• _SUPPLIED MATERIAL_
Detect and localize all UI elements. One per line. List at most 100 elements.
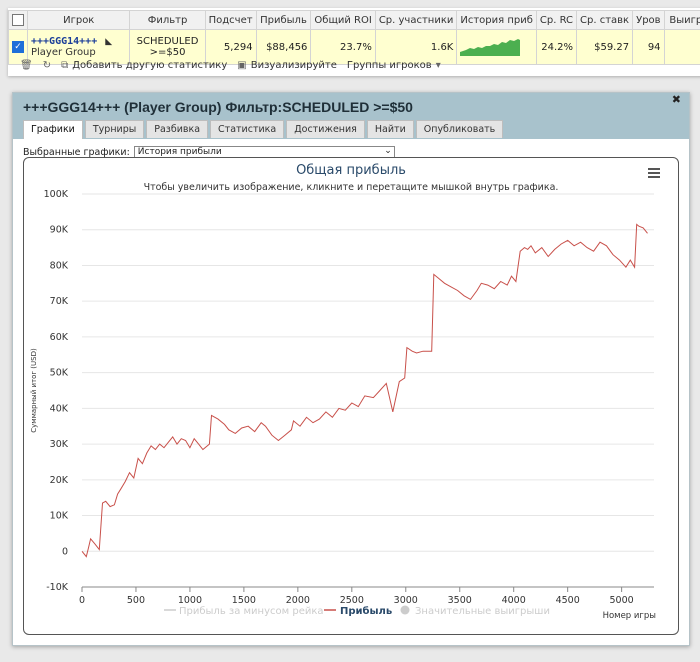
x-tick-label: 1500 — [232, 595, 256, 606]
entrants-cell: 1.6K — [374, 29, 458, 65]
column-header-roi[interactable]: Общий ROI — [310, 10, 376, 30]
y-tick-label: 0 — [62, 546, 68, 557]
y-tick-label: 60K — [50, 332, 69, 343]
column-header-entrants[interactable]: Ср. участники — [374, 10, 458, 30]
profit-chart-svg[interactable]: Общая прибыль Чтобы увеличить изображени… — [24, 158, 678, 634]
legend-label-big-wins: Значительные выигрыши — [415, 606, 550, 617]
x-tick-label: 4000 — [502, 595, 526, 606]
profit-history-cell — [456, 29, 537, 65]
column-header-stake[interactable]: Ср. ставк — [576, 10, 634, 30]
statistics-panel: Игрок Фильтр Подсчет Прибыль Общий ROI С… — [8, 8, 700, 76]
table-header-row: Игрок Фильтр Подсчет Прибыль Общий ROI С… — [8, 10, 700, 30]
tab-achievements[interactable]: Достижения — [286, 120, 365, 138]
select-all-checkbox[interactable] — [12, 14, 24, 26]
column-header-player[interactable]: Игрок — [26, 10, 131, 30]
player-group-label: Player Group — [31, 47, 96, 58]
y-tick-label: 80K — [50, 260, 69, 271]
chevron-down-icon: ⌄ — [384, 146, 392, 156]
table-row[interactable]: ✓ +++GGG14+++ ◣ Player Group SCHEDULED >… — [8, 29, 700, 65]
y-axis-label: Суммарный итог (USD) — [30, 348, 38, 433]
x-tick-label: 5000 — [610, 595, 634, 606]
row-checkbox[interactable]: ✓ — [12, 41, 24, 53]
x-tick-label: 500 — [127, 595, 145, 606]
wins-cell — [663, 29, 700, 65]
chart-menu-icon[interactable] — [648, 168, 660, 178]
y-tick-label: 70K — [50, 296, 69, 307]
roi-cell: 23.7% — [310, 29, 376, 65]
y-tick-label: 40K — [50, 403, 69, 414]
stake-cell: $59.27 — [576, 29, 634, 65]
legend-item-net-profit[interactable]: Прибыль за минусом рейка — [164, 606, 324, 617]
tab-tournaments[interactable]: Турниры — [84, 120, 145, 138]
legend-item-profit[interactable]: Прибыль — [324, 605, 392, 617]
visualize-button[interactable]: ▣ Визуализируйте — [237, 60, 337, 71]
y-tick-label: 30K — [50, 439, 69, 450]
y-tick-label: 90K — [50, 225, 69, 236]
y-tick-label: -10K — [46, 582, 69, 593]
player-name-link[interactable]: +++GGG14+++ — [31, 36, 98, 47]
column-header-filter[interactable]: Фильтр — [129, 10, 206, 30]
column-header-rc[interactable]: Ср. RC — [535, 10, 578, 30]
player-groups-label: Группы игроков — [346, 59, 432, 71]
legend-label-net-profit: Прибыль за минусом рейка — [179, 606, 324, 617]
x-axis-label: Номер игры — [603, 611, 656, 621]
profit-cell: $88,456 — [255, 29, 312, 65]
level-cell: 94 — [632, 29, 665, 65]
y-tick-label: 50K — [50, 368, 69, 379]
rc-cell: 24.2% — [535, 29, 578, 65]
add-column-icon: ⧉ — [61, 59, 69, 71]
chevron-down-icon: ▾ — [435, 59, 441, 71]
filter-line-2: >=$50 — [149, 47, 186, 58]
trash-icon[interactable]: 🗑 — [20, 59, 33, 71]
graph-select-value: История прибыли — [137, 147, 222, 157]
x-tick-label: 3500 — [448, 595, 472, 606]
player-cell[interactable]: +++GGG14+++ ◣ Player Group — [26, 29, 131, 65]
profit-sparkline — [460, 38, 521, 56]
chart-subtitle: Чтобы увеличить изображение, кликните и … — [144, 182, 559, 193]
x-tick-label: 1000 — [178, 595, 202, 606]
chart-title: Общая прибыль — [296, 163, 406, 178]
column-header-level[interactable]: Уров — [632, 10, 665, 30]
dialog-tabs: Графики Турниры Разбивка Статистика Дост… — [23, 120, 504, 139]
dialog-header: +++GGG14+++ (Player Group) Фильтр:SCHEDU… — [13, 93, 689, 139]
close-icon[interactable]: ✖ — [671, 93, 681, 106]
add-statistic-label: Добавить другую статистику — [72, 59, 228, 71]
image-icon: ▣ — [237, 59, 247, 71]
x-tick-label: 0 — [79, 595, 85, 606]
filter-cell[interactable]: SCHEDULED >=$50 — [129, 29, 206, 65]
tab-breakdown[interactable]: Разбивка — [146, 120, 209, 138]
column-header-count[interactable]: Подсчет — [204, 10, 257, 30]
dialog-title: +++GGG14+++ (Player Group) Фильтр:SCHEDU… — [23, 99, 413, 115]
statistics-table: Игрок Фильтр Подсчет Прибыль Общий ROI С… — [8, 10, 700, 65]
x-tick-label: 3000 — [394, 595, 418, 606]
tab-statistics[interactable]: Статистика — [210, 120, 285, 138]
x-tick-label: 2000 — [286, 595, 310, 606]
add-statistic-button[interactable]: ⧉ Добавить другую статистику — [61, 60, 227, 71]
column-header-profit[interactable]: Прибыль — [255, 10, 312, 30]
legend-label-profit: Прибыль — [340, 605, 392, 617]
profit-chart[interactable]: Общая прибыль Чтобы увеличить изображени… — [23, 157, 679, 635]
refresh-icon[interactable]: ↻ — [42, 59, 52, 71]
y-tick-label: 10K — [50, 511, 69, 522]
player-dialog: +++GGG14+++ (Player Group) Фильтр:SCHEDU… — [12, 92, 690, 646]
chart-legend: Прибыль за минусом рейка Прибыль Значите… — [164, 605, 550, 617]
select-all-header[interactable] — [8, 10, 28, 30]
y-tick-label: 100K — [44, 189, 69, 200]
y-tick-label: 20K — [50, 475, 69, 486]
column-header-wins[interactable]: Выигр — [663, 10, 700, 30]
player-groups-dropdown[interactable]: Группы игроков ▾ — [347, 60, 441, 71]
tab-find[interactable]: Найти — [366, 120, 414, 138]
visualize-label: Визуализируйте — [250, 59, 337, 71]
x-tick-label: 4500 — [556, 595, 580, 606]
tab-publish[interactable]: Опубликовать — [415, 120, 504, 138]
table-toolbar: 🗑 ↻ ⧉ Добавить другую статистику ▣ Визуа… — [20, 58, 441, 72]
tab-graphs[interactable]: Графики — [23, 120, 83, 139]
selected-graphs-label: Выбранные графики: — [23, 147, 130, 158]
player-network-icon: ◣ — [105, 36, 113, 47]
filter-line-1: SCHEDULED — [136, 36, 199, 47]
legend-item-big-wins[interactable]: Значительные выигрыши — [400, 605, 550, 618]
count-cell: 5,294 — [204, 29, 257, 65]
column-header-profit-history[interactable]: История приб — [456, 10, 537, 30]
x-tick-label: 2500 — [340, 595, 364, 606]
profit-series-line — [81, 223, 648, 558]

• _WHAT IS NEEDED_
Output the items again with every occurrence of "y-tick-label" renamed to "y-axis-tick" and everything else unchanged. Leave out the pictures.

• _FINAL ANSWER_
Detect and localize all UI elements. One per line. List at most 100 elements.
x-tick-label: 1500 — [232, 595, 256, 606]
entrants-cell: 1.6K — [374, 29, 458, 65]
column-header-roi[interactable]: Общий ROI — [310, 10, 376, 30]
y-axis-tick: 0 — [62, 546, 68, 557]
y-axis-tick: 60K — [50, 332, 69, 343]
column-header-entrants[interactable]: Ср. участники — [374, 10, 458, 30]
profit-chart-svg[interactable]: Общая прибыль Чтобы увеличить изображени… — [24, 158, 678, 634]
legend-label-big-wins: Значительные выигрыши — [415, 606, 550, 617]
x-tick-label: 4000 — [502, 595, 526, 606]
profit-history-cell — [456, 29, 537, 65]
column-header-stake[interactable]: Ср. ставк — [576, 10, 634, 30]
statistics-panel: Игрок Фильтр Подсчет Прибыль Общий ROI С… — [8, 8, 700, 76]
table-header-row: Игрок Фильтр Подсчет Прибыль Общий ROI С… — [8, 10, 700, 30]
tab-achievements[interactable]: Достижения — [286, 120, 365, 138]
select-all-checkbox[interactable] — [12, 14, 24, 26]
column-header-player[interactable]: Игрок — [26, 10, 131, 30]
player-group-label: Player Group — [31, 47, 96, 58]
y-axis-tick: 80K — [50, 260, 69, 271]
chevron-down-icon: ⌄ — [384, 146, 392, 156]
table-row[interactable]: ✓ +++GGG14+++ ◣ Player Group SCHEDULED >… — [8, 29, 700, 65]
y-axis-label: Суммарный итог (USD) — [30, 348, 38, 433]
x-tick-label: 5000 — [610, 595, 634, 606]
row-checkbox[interactable]: ✓ — [12, 41, 24, 53]
x-tick-label: 500 — [127, 595, 145, 606]
wins-cell — [663, 29, 700, 65]
chart-menu-icon[interactable] — [648, 168, 660, 178]
y-axis-tick: 70K — [50, 296, 69, 307]
roi-cell: 23.7% — [310, 29, 376, 65]
y-axis-tick: 40K — [50, 403, 69, 414]
stake-cell: $59.27 — [576, 29, 634, 65]
legend-item-net-profit[interactable]: Прибыль за минусом рейка — [164, 606, 324, 617]
tab-tournaments[interactable]: Турниры — [84, 120, 145, 138]
legend-item-profit[interactable]: Прибыль — [324, 605, 392, 617]
visualize-button[interactable]: ▣ Визуализируйте — [237, 60, 337, 71]
y-axis-tick: 30K — [50, 439, 69, 450]
y-axis-tick: 90K — [50, 225, 69, 236]
y-axis-tick: -10K — [46, 582, 69, 593]
player-name-link[interactable]: +++GGG14+++ — [31, 36, 98, 47]
column-header-filter[interactable]: Фильтр — [129, 10, 206, 30]
column-header-rc[interactable]: Ср. RC — [535, 10, 578, 30]
player-groups-label: Группы игроков — [346, 59, 432, 71]
legend-label-net-profit: Прибыль за минусом рейка — [179, 606, 324, 617]
x-axis-label: Номер игры — [603, 611, 656, 621]
profit-cell: $88,456 — [255, 29, 312, 65]
level-cell: 94 — [632, 29, 665, 65]
y-axis-tick: 50K — [50, 368, 69, 379]
rc-cell: 24.2% — [535, 29, 578, 65]
add-column-icon: ⧉ — [61, 59, 69, 71]
chevron-down-icon: ▾ — [435, 59, 441, 71]
filter-line-2: >=$50 — [149, 47, 186, 58]
trash-icon[interactable]: 🗑 — [20, 59, 33, 71]
graph-select-value: История прибыли — [137, 147, 222, 157]
x-tick-label: 3500 — [448, 595, 472, 606]
player-cell[interactable]: +++GGG14+++ ◣ Player Group — [26, 29, 131, 65]
profit-sparkline — [460, 38, 521, 56]
chart-subtitle: Чтобы увеличить изображение, кликните и … — [144, 182, 559, 193]
x-tick-label: 1000 — [178, 595, 202, 606]
chart-title: Общая прибыль — [296, 163, 406, 178]
column-header-level[interactable]: Уров — [632, 10, 665, 30]
dialog-tabs: Графики Турниры Разбивка Статистика Дост… — [23, 120, 504, 139]
dialog-header: +++GGG14+++ (Player Group) Фильтр:SCHEDU… — [13, 93, 689, 139]
close-icon[interactable]: ✖ — [671, 93, 681, 106]
add-statistic-label: Добавить другую статистику — [72, 59, 228, 71]
image-icon: ▣ — [237, 59, 247, 71]
x-tick-label: 0 — [79, 595, 85, 606]
filter-cell[interactable]: SCHEDULED >=$50 — [129, 29, 206, 65]
tab-breakdown[interactable]: Разбивка — [146, 120, 209, 138]
column-header-count[interactable]: Подсчет — [204, 10, 257, 30]
dialog-title: +++GGG14+++ (Player Group) Фильтр:SCHEDU… — [23, 99, 413, 115]
statistics-table: Игрок Фильтр Подсчет Прибыль Общий ROI С… — [8, 10, 700, 65]
x-tick-label: 3000 — [394, 595, 418, 606]
tab-statistics[interactable]: Статистика — [210, 120, 285, 138]
x-tick-label: 2000 — [286, 595, 310, 606]
add-statistic-button[interactable]: ⧉ Добавить другую статистику — [61, 60, 227, 71]
column-header-profit[interactable]: Прибыль — [255, 10, 312, 30]
legend-label-profit: Прибыль — [340, 605, 392, 617]
profit-chart[interactable]: Общая прибыль Чтобы увеличить изображени… — [23, 157, 679, 635]
refresh-icon[interactable]: ↻ — [42, 59, 52, 71]
y-axis-tick: 10K — [50, 511, 69, 522]
player-dialog: +++GGG14+++ (Player Group) Фильтр:SCHEDU… — [12, 92, 690, 646]
chart-legend: Прибыль за минусом рейка Прибыль Значите… — [164, 605, 550, 617]
select-all-header[interactable] — [8, 10, 28, 30]
y-axis-tick: 100K — [44, 189, 69, 200]
y-axis-tick: 20K — [50, 475, 69, 486]
column-header-wins[interactable]: Выигр — [663, 10, 700, 30]
player-groups-dropdown[interactable]: Группы игроков ▾ — [347, 60, 441, 71]
tab-find[interactable]: Найти — [366, 120, 414, 138]
visualize-label: Визуализируйте — [250, 59, 337, 71]
x-tick-label: 4500 — [556, 595, 580, 606]
tab-publish[interactable]: Опубликовать — [415, 120, 504, 138]
table-toolbar: 🗑 ↻ ⧉ Добавить другую статистику ▣ Визуа… — [20, 58, 441, 72]
tab-graphs[interactable]: Графики — [23, 120, 83, 139]
selected-graphs-label: Выбранные графики: — [23, 147, 130, 158]
player-network-icon: ◣ — [105, 36, 113, 47]
filter-line-1: SCHEDULED — [136, 36, 199, 47]
legend-item-big-wins[interactable]: Значительные выигрыши — [400, 605, 550, 618]
count-cell: 5,294 — [204, 29, 257, 65]
column-header-profit-history[interactable]: История приб — [456, 10, 537, 30]
x-tick-label: 2500 — [340, 595, 364, 606]
profit-series-line — [81, 223, 648, 558]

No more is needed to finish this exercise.